◆ AIM ◆
Filter the entries that follow, copying every line in which the word "from" appears.

◆ RECORDS FOR THIS EXERCISE ◆
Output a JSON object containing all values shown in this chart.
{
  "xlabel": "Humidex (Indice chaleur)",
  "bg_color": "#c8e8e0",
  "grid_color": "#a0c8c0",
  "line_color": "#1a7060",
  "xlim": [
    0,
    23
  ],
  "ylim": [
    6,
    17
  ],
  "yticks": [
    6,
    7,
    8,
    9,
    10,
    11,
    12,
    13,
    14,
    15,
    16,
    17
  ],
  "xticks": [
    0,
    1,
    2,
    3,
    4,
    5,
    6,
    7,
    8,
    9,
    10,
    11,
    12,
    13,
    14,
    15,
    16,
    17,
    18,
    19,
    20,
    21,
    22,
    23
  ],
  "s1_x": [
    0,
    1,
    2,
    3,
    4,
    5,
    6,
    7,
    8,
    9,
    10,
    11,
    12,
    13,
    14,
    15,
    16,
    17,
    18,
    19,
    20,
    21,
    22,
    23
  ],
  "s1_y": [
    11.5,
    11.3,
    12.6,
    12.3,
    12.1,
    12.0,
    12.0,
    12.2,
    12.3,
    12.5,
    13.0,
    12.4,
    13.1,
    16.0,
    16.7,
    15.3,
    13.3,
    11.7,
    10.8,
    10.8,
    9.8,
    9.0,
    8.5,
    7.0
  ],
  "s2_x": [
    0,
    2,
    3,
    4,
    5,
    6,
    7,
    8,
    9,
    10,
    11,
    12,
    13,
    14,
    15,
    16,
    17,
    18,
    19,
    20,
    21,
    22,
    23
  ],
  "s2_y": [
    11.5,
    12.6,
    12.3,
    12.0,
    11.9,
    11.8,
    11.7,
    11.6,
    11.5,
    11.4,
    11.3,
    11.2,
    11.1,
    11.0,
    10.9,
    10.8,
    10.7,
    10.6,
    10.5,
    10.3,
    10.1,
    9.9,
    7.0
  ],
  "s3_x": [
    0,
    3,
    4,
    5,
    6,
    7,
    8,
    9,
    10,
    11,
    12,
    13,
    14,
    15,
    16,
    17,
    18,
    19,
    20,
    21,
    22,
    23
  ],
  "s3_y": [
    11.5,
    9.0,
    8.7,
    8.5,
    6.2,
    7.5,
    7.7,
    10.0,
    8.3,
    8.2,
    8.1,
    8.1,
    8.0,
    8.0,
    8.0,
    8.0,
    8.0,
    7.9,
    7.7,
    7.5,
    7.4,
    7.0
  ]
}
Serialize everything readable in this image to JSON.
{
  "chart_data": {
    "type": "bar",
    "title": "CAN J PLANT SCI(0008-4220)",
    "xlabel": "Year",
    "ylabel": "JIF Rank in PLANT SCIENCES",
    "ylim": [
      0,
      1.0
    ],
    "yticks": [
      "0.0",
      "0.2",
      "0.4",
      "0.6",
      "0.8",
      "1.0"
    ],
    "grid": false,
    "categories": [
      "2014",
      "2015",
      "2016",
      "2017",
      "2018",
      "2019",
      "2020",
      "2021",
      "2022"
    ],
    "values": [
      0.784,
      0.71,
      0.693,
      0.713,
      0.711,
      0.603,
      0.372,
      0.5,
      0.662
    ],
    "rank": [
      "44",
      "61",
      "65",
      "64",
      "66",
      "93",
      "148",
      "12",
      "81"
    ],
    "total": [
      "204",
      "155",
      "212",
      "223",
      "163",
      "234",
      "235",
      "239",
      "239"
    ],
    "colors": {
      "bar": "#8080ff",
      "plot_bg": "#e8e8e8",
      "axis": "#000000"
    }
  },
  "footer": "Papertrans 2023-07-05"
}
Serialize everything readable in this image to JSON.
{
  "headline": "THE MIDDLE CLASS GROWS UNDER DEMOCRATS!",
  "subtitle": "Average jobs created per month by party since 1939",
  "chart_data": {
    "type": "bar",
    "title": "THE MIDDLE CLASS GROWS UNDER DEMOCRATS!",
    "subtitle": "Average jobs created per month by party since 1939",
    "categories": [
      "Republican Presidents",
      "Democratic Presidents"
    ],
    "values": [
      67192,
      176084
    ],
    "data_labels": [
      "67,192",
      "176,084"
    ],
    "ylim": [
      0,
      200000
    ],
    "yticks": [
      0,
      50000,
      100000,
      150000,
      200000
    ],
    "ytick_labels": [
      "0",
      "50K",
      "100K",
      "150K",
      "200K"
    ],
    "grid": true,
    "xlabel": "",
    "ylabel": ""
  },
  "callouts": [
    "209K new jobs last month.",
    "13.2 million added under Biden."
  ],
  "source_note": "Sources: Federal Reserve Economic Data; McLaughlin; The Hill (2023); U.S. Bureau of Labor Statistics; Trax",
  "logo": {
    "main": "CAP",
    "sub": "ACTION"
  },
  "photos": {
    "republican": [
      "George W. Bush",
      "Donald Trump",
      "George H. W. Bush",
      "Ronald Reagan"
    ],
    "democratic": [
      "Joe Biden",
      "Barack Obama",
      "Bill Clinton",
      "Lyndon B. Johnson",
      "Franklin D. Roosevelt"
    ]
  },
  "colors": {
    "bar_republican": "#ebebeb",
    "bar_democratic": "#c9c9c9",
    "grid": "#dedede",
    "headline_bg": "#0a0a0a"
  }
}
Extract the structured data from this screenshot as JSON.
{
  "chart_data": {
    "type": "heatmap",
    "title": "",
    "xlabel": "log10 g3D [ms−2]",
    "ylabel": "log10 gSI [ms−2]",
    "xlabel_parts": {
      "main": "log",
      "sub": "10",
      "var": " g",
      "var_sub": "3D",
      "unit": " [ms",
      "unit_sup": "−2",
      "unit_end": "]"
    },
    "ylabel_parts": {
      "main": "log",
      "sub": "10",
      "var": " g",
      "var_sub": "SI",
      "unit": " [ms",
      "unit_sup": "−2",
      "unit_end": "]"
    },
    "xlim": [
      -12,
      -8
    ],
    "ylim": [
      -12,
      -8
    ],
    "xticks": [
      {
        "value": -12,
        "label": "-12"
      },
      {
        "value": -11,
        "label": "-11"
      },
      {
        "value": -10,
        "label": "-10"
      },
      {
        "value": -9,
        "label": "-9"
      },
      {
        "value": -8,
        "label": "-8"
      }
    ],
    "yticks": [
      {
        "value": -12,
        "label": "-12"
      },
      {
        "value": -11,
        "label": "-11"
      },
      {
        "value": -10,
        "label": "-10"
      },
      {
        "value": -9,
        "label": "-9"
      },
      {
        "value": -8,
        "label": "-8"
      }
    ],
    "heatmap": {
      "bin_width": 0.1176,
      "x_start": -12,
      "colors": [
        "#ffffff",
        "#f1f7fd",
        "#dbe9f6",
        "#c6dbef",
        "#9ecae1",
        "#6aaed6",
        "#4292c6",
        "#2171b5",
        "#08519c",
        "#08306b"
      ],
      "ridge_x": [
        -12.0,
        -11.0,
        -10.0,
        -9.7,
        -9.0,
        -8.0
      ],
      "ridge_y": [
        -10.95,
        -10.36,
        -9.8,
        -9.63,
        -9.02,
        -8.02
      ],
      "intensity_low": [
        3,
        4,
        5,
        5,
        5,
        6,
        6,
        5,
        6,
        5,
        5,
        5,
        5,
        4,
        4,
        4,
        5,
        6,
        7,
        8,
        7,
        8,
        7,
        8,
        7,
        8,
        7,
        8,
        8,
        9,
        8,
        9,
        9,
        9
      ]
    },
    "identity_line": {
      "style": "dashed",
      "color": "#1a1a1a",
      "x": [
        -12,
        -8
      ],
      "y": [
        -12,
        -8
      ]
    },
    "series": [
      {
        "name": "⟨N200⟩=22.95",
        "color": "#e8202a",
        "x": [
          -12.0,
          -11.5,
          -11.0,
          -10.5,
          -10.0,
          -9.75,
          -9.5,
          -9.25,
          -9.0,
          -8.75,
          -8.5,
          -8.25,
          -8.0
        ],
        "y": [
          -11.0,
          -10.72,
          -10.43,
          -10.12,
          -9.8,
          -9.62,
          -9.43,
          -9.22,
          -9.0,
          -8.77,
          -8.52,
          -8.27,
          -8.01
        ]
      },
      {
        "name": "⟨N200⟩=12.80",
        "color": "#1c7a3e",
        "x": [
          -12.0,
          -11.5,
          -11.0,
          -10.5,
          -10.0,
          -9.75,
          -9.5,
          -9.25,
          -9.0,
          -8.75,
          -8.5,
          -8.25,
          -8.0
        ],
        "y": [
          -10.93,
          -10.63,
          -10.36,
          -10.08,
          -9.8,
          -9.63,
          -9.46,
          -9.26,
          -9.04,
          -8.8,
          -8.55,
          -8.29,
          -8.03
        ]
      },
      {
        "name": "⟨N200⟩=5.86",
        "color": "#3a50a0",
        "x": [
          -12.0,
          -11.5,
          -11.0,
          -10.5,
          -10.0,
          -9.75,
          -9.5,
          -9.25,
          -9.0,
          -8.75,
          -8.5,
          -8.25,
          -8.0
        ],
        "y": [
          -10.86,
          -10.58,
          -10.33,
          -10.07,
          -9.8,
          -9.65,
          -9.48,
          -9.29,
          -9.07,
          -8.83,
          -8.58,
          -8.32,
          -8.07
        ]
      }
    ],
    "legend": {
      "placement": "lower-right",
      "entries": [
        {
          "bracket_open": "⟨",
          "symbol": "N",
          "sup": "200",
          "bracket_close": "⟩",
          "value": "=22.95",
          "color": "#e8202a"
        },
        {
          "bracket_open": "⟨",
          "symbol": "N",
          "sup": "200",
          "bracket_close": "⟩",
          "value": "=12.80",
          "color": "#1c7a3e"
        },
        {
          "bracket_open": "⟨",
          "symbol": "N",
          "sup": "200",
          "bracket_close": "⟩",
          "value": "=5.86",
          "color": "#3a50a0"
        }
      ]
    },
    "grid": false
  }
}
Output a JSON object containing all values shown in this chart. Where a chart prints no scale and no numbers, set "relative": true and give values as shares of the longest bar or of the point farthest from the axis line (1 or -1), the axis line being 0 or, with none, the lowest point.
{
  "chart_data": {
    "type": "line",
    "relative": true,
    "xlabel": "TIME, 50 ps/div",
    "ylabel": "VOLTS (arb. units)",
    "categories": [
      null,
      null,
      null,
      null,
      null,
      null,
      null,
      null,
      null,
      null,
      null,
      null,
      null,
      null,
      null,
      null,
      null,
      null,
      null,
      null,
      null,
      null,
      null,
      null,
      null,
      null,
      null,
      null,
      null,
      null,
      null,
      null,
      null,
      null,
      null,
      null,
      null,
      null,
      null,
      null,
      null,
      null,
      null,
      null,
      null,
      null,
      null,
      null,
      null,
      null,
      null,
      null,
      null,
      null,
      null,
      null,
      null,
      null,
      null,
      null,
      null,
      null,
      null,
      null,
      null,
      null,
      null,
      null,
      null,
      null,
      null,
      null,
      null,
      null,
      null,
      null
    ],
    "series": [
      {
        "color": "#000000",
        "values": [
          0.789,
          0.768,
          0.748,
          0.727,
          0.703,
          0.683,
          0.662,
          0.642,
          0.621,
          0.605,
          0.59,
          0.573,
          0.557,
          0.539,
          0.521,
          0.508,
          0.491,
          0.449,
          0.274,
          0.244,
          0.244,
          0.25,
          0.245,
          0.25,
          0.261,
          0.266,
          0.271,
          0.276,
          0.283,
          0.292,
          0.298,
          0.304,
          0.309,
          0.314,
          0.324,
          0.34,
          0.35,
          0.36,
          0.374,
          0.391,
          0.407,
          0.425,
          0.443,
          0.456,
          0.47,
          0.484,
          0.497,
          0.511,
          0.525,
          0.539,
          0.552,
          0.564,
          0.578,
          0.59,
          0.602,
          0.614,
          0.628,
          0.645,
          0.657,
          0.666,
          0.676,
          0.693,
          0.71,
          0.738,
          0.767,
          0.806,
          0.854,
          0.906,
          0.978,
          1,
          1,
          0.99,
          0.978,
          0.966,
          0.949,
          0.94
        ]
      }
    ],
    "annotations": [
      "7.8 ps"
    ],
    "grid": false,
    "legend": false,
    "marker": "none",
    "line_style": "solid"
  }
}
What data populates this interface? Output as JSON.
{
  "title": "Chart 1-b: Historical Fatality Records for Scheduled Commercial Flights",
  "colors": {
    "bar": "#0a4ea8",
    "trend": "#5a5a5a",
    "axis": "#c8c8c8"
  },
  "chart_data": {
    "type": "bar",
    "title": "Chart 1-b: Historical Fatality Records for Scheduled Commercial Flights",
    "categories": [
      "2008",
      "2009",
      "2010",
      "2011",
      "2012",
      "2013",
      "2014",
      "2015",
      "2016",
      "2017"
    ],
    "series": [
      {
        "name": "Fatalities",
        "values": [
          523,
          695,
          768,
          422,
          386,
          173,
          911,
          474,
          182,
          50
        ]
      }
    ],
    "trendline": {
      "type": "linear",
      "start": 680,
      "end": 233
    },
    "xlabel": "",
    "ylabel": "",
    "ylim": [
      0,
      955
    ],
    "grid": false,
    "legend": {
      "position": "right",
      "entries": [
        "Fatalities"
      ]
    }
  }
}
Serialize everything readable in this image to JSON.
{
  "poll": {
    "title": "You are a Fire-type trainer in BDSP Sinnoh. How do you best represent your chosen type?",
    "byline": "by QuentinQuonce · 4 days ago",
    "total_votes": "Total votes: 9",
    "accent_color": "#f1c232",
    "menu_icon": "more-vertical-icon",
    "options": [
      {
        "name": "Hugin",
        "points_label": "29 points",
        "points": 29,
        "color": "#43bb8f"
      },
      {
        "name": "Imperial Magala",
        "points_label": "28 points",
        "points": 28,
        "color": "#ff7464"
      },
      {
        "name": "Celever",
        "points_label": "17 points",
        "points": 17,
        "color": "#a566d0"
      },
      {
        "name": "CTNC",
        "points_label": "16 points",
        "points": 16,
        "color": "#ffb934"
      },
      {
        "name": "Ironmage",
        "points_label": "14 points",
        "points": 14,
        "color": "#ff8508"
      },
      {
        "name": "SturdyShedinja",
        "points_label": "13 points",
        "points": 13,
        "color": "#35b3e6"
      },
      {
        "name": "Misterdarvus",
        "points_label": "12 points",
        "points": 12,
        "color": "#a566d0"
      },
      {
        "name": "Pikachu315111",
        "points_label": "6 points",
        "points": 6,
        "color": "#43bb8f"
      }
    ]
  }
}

◆ WRITTEN SOLUTION ◆
Extract the structured data from this screenshot as JSON.
Output a JSON object containing all values shown in this chart. Where a chart prints no scale and no numbers, set "relative": true and give values as shares of the longest bar or of the point farthest from the axis line (1 or -1), the axis line being 0 or, with none, the lowest point.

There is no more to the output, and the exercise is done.